What this task involves
Extract every record, keeping each one exactly as it is.
☆ ☆ ☆ ☆ ☆
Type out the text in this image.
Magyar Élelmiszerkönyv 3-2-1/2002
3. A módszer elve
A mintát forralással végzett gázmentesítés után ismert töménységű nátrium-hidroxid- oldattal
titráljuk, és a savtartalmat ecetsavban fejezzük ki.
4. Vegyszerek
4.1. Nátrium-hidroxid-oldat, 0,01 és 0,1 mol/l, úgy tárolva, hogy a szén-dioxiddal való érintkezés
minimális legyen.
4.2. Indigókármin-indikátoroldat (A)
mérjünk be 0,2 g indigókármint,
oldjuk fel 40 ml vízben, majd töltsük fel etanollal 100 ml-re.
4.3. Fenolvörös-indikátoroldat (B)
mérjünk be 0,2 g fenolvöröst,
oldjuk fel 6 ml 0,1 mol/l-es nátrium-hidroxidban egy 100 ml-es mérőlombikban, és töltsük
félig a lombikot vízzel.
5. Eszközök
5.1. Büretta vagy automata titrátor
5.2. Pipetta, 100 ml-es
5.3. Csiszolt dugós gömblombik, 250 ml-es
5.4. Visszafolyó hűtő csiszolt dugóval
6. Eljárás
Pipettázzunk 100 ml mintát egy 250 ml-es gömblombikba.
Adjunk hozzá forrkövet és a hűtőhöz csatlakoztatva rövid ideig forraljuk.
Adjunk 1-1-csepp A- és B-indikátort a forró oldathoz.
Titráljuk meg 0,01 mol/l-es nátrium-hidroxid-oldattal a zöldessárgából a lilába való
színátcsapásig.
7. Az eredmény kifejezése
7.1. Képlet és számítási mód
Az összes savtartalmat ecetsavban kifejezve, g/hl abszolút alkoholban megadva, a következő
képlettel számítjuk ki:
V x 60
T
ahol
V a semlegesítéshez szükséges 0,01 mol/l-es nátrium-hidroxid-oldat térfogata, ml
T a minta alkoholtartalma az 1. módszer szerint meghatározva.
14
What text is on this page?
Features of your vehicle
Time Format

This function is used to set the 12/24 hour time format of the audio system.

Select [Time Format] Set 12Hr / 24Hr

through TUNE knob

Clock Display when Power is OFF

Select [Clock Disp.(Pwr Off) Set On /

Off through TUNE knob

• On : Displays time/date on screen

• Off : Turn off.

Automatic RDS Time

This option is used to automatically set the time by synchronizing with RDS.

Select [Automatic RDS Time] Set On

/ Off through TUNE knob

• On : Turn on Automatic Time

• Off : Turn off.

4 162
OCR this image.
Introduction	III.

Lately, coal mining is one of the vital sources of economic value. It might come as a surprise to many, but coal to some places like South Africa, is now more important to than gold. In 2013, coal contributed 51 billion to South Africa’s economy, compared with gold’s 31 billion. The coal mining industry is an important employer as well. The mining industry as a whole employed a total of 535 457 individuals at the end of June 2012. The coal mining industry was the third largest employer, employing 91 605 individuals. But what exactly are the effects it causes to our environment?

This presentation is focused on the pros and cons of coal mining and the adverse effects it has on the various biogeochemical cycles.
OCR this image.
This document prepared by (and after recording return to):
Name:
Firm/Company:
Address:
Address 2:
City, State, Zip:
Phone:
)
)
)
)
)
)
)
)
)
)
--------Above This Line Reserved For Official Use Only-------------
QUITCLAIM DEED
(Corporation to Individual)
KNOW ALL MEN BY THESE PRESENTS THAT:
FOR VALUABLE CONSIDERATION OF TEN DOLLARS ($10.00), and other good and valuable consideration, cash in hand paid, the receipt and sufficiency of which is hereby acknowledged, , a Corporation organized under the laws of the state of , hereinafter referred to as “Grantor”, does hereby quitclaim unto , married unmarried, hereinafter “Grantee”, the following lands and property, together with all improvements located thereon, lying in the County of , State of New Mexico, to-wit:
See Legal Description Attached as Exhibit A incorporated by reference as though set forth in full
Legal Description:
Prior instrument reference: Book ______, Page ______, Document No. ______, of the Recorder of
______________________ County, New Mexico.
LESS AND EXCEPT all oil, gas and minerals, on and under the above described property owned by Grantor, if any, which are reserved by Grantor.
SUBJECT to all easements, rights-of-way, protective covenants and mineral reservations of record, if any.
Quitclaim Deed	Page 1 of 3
☆ ☆ ☆ ☆ ☆
Exercise answer
Type out the text in this image.
Magyar Élelmiszerkönyv 3-2-1/2002
3. A módszer elve
A mintát forralással végzett gázmentesítés után ismert töménységű nátrium-hidroxid- oldattal
titráljuk, és a savtartalmat ecetsavban fejezzük ki.
4. Vegyszerek
4.1. Nátrium-hidroxid-oldat, 0,01 és 0,1 mol/l, úgy tárolva, hogy a szén-dioxiddal való érintkezés
minimális legyen.
4.2. Indigókármin-indikátoroldat (A)
mérjünk be 0,2 g indigókármint,
oldjuk fel 40 ml vízben, majd töltsük fel etanollal 100 ml-re.
4.3. Fenolvörös-indikátoroldat (B)
mérjünk be 0,2 g fenolvöröst,
oldjuk fel 6 ml 0,1 mol/l-es nátrium-hidroxidban egy 100 ml-es mérőlombikban, és töltsük
félig a lombikot vízzel.
5. Eszközök
5.1. Büretta vagy automata titrátor
5.2. Pipetta, 100 ml-es
5.3. Csiszolt dugós gömblombik, 250 ml-es
5.4. Visszafolyó hűtő csiszolt dugóval
6. Eljárás
Pipettázzunk 100 ml mintát egy 250 ml-es gömblombikba.
Adjunk hozzá forrkövet és a hűtőhöz csatlakoztatva rövid ideig forraljuk.
Adjunk 1-1-csepp A- és B-indikátort a forró oldathoz.
Titráljuk meg 0,01 mol/l-es nátrium-hidroxid-oldattal a zöldessárgából a lilába való
színátcsapásig.
7. Az eredmény kifejezése
7.1. Képlet és számítási mód
Az összes savtartalmat ecetsavban kifejezve, g/hl abszolút alkoholban megadva, a következő
képlettel számítjuk ki:
V x 60
T
ahol
V a semlegesítéshez szükséges 0,01 mol/l-es nátrium-hidroxid-oldat térfogata, ml
T a minta alkoholtartalma az 1. módszer szerint meghatározva.
14
What text is on this page?
Features of your vehicle
Time Format

This function is used to set the 12/24 hour time format of the audio system.

Select [Time Format] Set 12Hr / 24Hr

through TUNE knob

Clock Display when Power is OFF

Select [Clock Disp.(Pwr Off) Set On /

Off through TUNE knob

• On : Displays time/date on screen

• Off : Turn off.

Automatic RDS Time

This option is used to automatically set the time by synchronizing with RDS.

Select [Automatic RDS Time] Set On

/ Off through TUNE knob

• On : Turn on Automatic Time

• Off : Turn off.

4 162
OCR this image.
Introduction	III.

Lately, coal mining is one of the vital sources of economic value. It might come as a surprise to many, but coal to some places like South Africa, is now more important to than gold. In 2013, coal contributed 51 billion to South Africa’s economy, compared with gold’s 31 billion. The coal mining industry is an important employer as well. The mining industry as a whole employed a total of 535 457 individuals at the end of June 2012. The coal mining industry was the third largest employer, employing 91 605 individuals. But what exactly are the effects it causes to our environment?

This presentation is focused on the pros and cons of coal mining and the adverse effects it has on the various biogeochemical cycles.
OCR this image.
This document prepared by (and after recording return to):
Name:
Firm/Company:
Address:
Address 2:
City, State, Zip:
Phone:
)
)
)
)
)
)
)
)
)
)
--------Above This Line Reserved For Official Use Only-------------
QUITCLAIM DEED
(Corporation to Individual)
KNOW ALL MEN BY THESE PRESENTS THAT:
FOR VALUABLE CONSIDERATION OF TEN DOLLARS ($10.00), and other good and valuable consideration, cash in hand paid, the receipt and sufficiency of which is hereby acknowledged, , a Corporation organized under the laws of the state of , hereinafter referred to as “Grantor”, does hereby quitclaim unto , married unmarried, hereinafter “Grantee”, the following lands and property, together with all improvements located thereon, lying in the County of , State of New Mexico, to-wit:
See Legal Description Attached as Exhibit A incorporated by reference as though set forth in full
Legal Description:
Prior instrument reference: Book ______, Page ______, Document No. ______, of the Recorder of
______________________ County, New Mexico.
LESS AND EXCEPT all oil, gas and minerals, on and under the above described property owned by Grantor, if any, which are reserved by Grantor.
SUBJECT to all easements, rights-of-way, protective covenants and mineral reservations of record, if any.
Quitclaim Deed	Page 1 of 3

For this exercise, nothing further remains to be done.